> _Exercise directions_
State how many lines contain the string "Circle", and write nothing else.

> _Data to process_
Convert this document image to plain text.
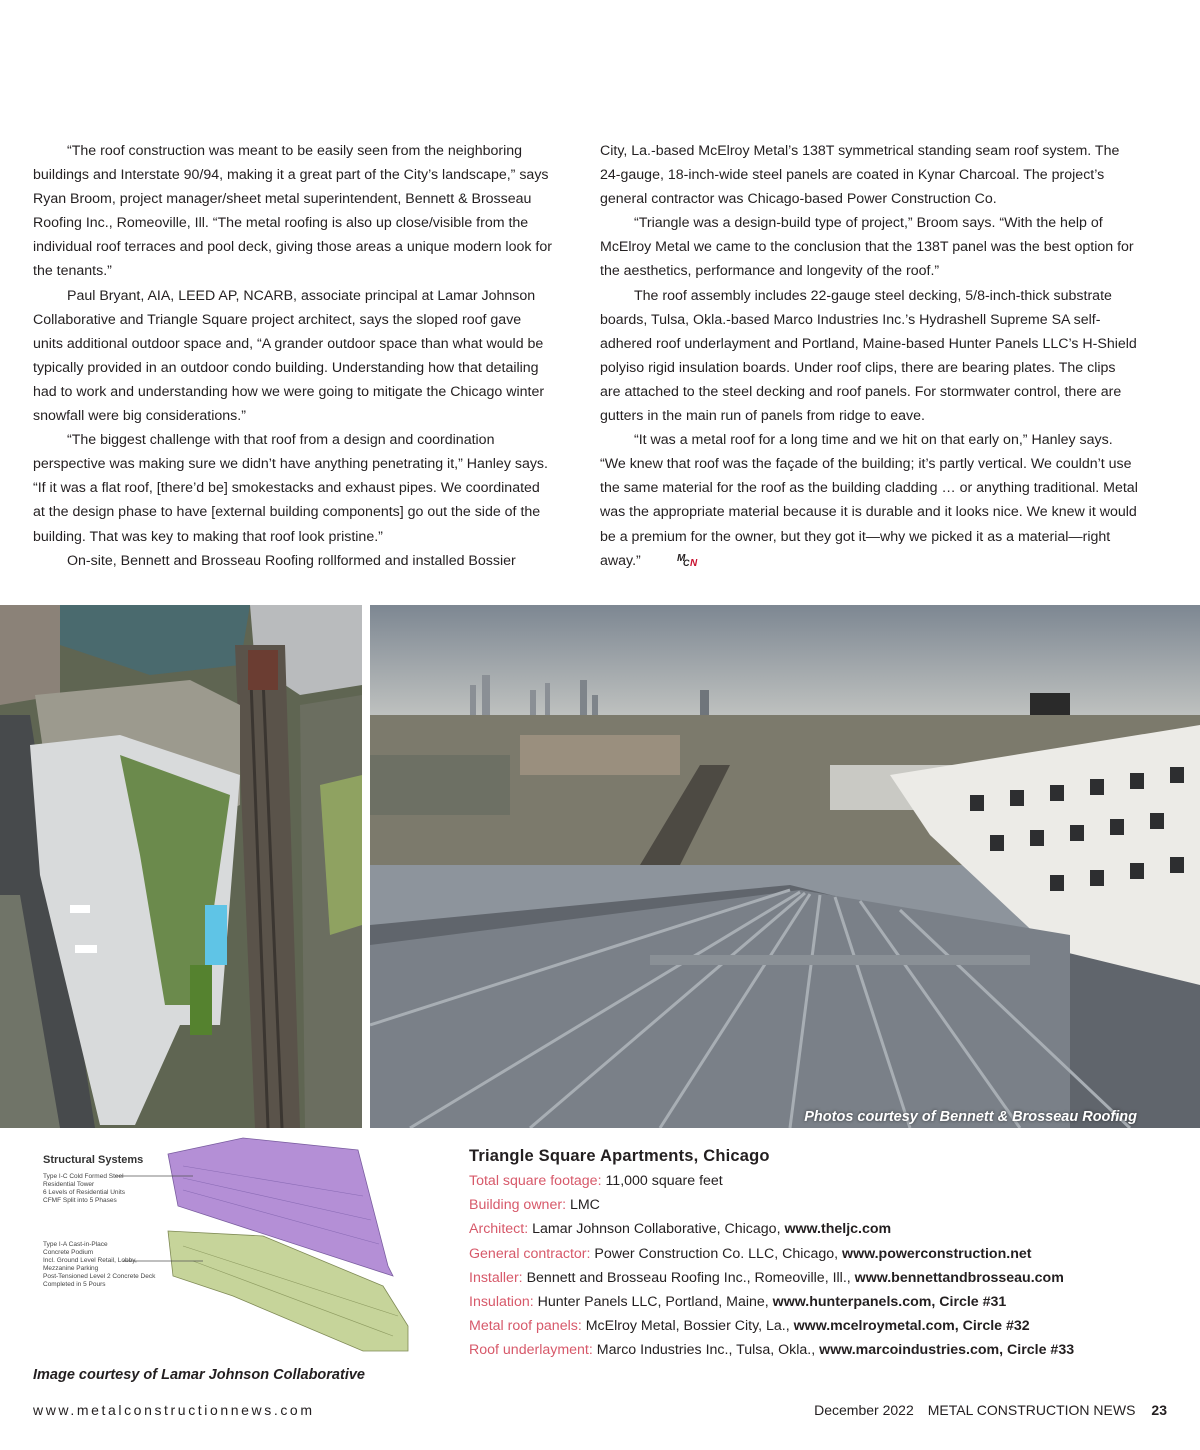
“The roof construction was meant to be easily seen from the neighboring buildings and Interstate 90/94, making it a great part of the City’s landscape,” says Ryan Broom, project manager/sheet metal superintendent, Bennett & Brosseau Roofing Inc., Romeoville, Ill. “The metal roofing is also up close/visible from the individual roof terraces and pool deck, giving those areas a unique modern look for the tenants.”

Paul Bryant, AIA, LEED AP, NCARB, associate principal at Lamar Johnson Collaborative and Triangle Square project architect, says the sloped roof gave units additional outdoor space and, “A grander outdoor space than what would be typically provided in an outdoor condo building. Understanding how that detailing had to work and understanding how we were going to mitigate the Chicago winter snowfall were big considerations.”

“The biggest challenge with that roof from a design and coordination perspective was making sure we didn’t have anything penetrating it,” Hanley says. “If it was a flat roof, [there’d be] smokestacks and exhaust pipes. We coordinated at the design phase to have [external building components] go out the side of the building. That was key to making that roof look pristine.”

On-site, Bennett and Brosseau Roofing rollformed and installed Bossier

City, La.-based McElroy Metal’s 138T symmetrical standing seam roof system. The 24-gauge, 18-inch-wide steel panels are coated in Kynar Charcoal. The project’s general contractor was Chicago-based Power Construction Co.

“Triangle was a design-build type of project,” Broom says. “With the help of McElroy Metal we came to the conclusion that the 138T panel was the best option for the aesthetics, performance and longevity of the roof.”

The roof assembly includes 22-gauge steel decking, 5/8-inch-thick substrate boards, Tulsa, Okla.-based Marco Industries Inc.’s Hydrashell Supreme SA self-adhered roof underlayment and Portland, Maine-based Hunter Panels LLC’s H-Shield polyiso rigid insulation boards. Under roof clips, there are bearing plates. The clips are attached to the steel decking and roof panels. For stormwater control, there are gutters in the main run of panels from ridge to eave.

“It was a metal roof for a long time and we hit on that early on,” Hanley says. “We knew that roof was the façade of the building; it’s partly vertical. We couldn’t use the same material for the roof as the building cladding … or anything traditional. Metal was the appropriate material because it is durable and it looks nice. We knew it would be a premium for the owner, but they got it—why we picked it as a material—right away.”	M
C N

Photos courtesy of Bennett & Brosseau Roofing
Structural Systems
Type I-C Cold Formed Steel Residential Tower 6 Levels of Residential Units CFMF Split into 5 Phases
Type I-A Cast-in-Place Concrete Podium Incl. Ground Level Retail, Lobby, Mezzanine Parking Post-Tensioned Level 2 Concrete Deck Completed in 5 Pours
Image courtesy of Lamar Johnson Collaborative
Triangle Square Apartments, Chicago
Total square footage: 11,000 square feet
Building owner: LMC
Architect: Lamar Johnson Collaborative, Chicago, www.theljc.com
General contractor: Power Construction Co. LLC, Chicago, www.powerconstruction.net
Installer: Bennett and Brosseau Roofing Inc., Romeoville, Ill., www.bennettandbrosseau.com
Insulation: Hunter Panels LLC, Portland, Maine, www.hunterpanels.com, Circle #31
Metal roof panels: McElroy Metal, Bossier City, La., www.mcelroymetal.com, Circle #32
Roof underlayment: Marco Industries Inc., Tulsa, Okla., www.marcoindustries.com, Circle #33
www.metalconstructionnews.com	December 2022 METAL CONSTRUCTION NEWS 23
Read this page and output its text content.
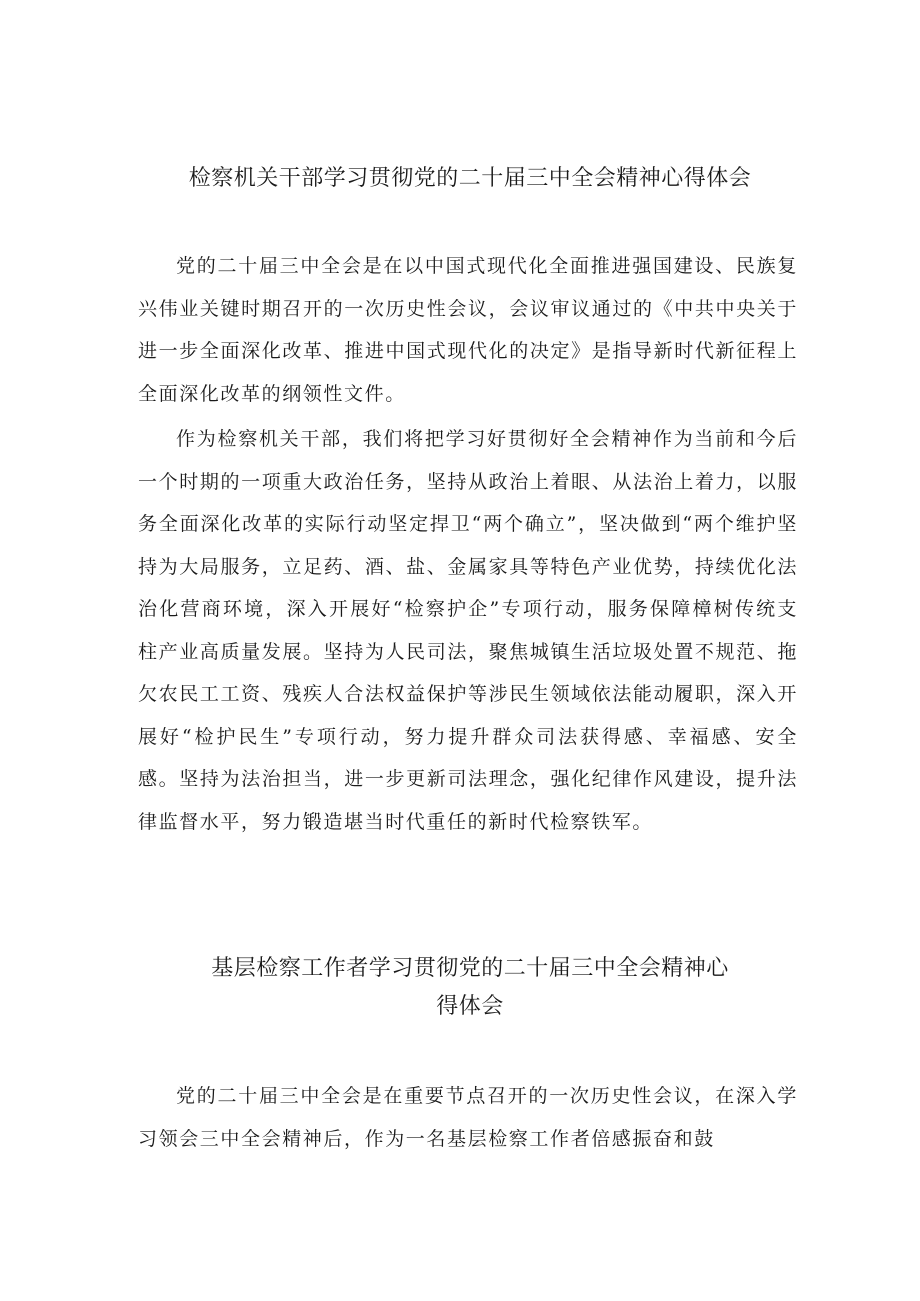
检察机关干部学习贯彻党的二十届三中全会精神心得体会

党的二十届三中全会是在以中国式现代化全面推进强国建设、民族复兴伟业关键时期召开的一次历史性会议，会议审议通过的《中共中央关于进一步全面深化改革、推进中国式现代化的决定》是指导新时代新征程上全面深化改革的纲领性文件。

作为检察机关干部，我们将把学习好贯彻好全会精神作为当前和今后一个时期的一项重大政治任务，坚持从政治上着眼、从法治上着力，以服务全面深化改革的实际行动坚定捍卫“两个确立”，坚决做到“两个维护坚持为大局服务，立足药、酒、盐、金属家具等特色产业优势，持续优化法治化营商环境，深入开展好“检察护企”专项行动，服务保障樟树传统支柱产业高质量发展。坚持为人民司法，聚焦城镇生活垃圾处置不规范、拖欠农民工工资、残疾人合法权益保护等涉民生领域依法能动履职，深入开展好“检护民生”专项行动，努力提升群众司法获得感、幸福感、安全感。坚持为法治担当，进一步更新司法理念，强化纪律作风建设，提升法律监督水平，努力锻造堪当时代重任的新时代检察铁军。

基层检察工作者学习贯彻党的二十届三中全会精神心
得体会

党的二十届三中全会是在重要节点召开的一次历史性会议，在深入学习领会三中全会精神后，作为一名基层检察工作者倍感振奋和鼓
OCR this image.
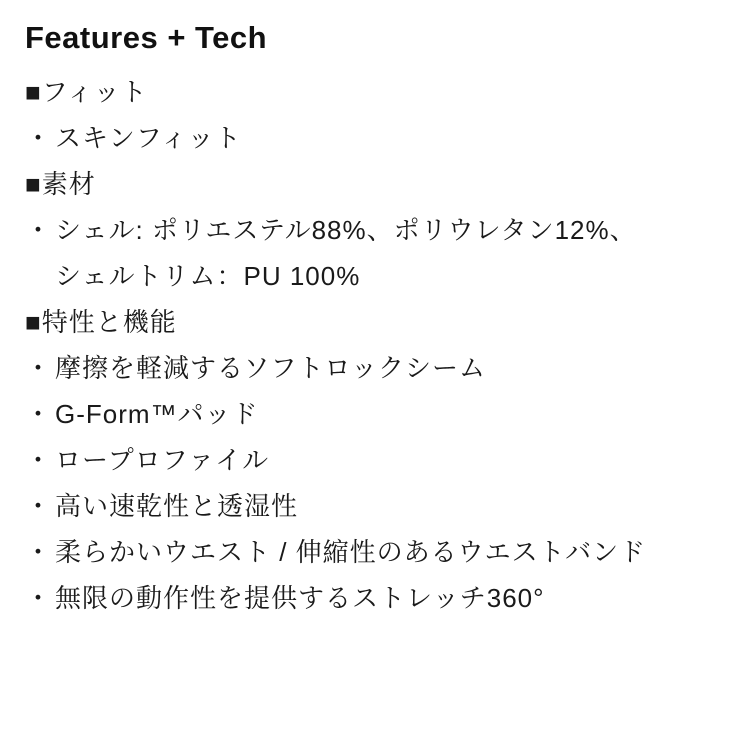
Features + Tech
■フィット
・ スキンフィット
■素材
・ シェル: ポリエステル88%、ポリウレタン12%、
シェルトリム：PU 100%
■特性と機能
・ 摩擦を軽減するソフトロックシーム
・ G-Form™パッド
・ ロープロファイル
・ 高い速乾性と透湿性
・ 柔らかいウエスト / 伸縮性のあるウエストバンド
・ 無限の動作性を提供するストレッチ360°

> _Response_
3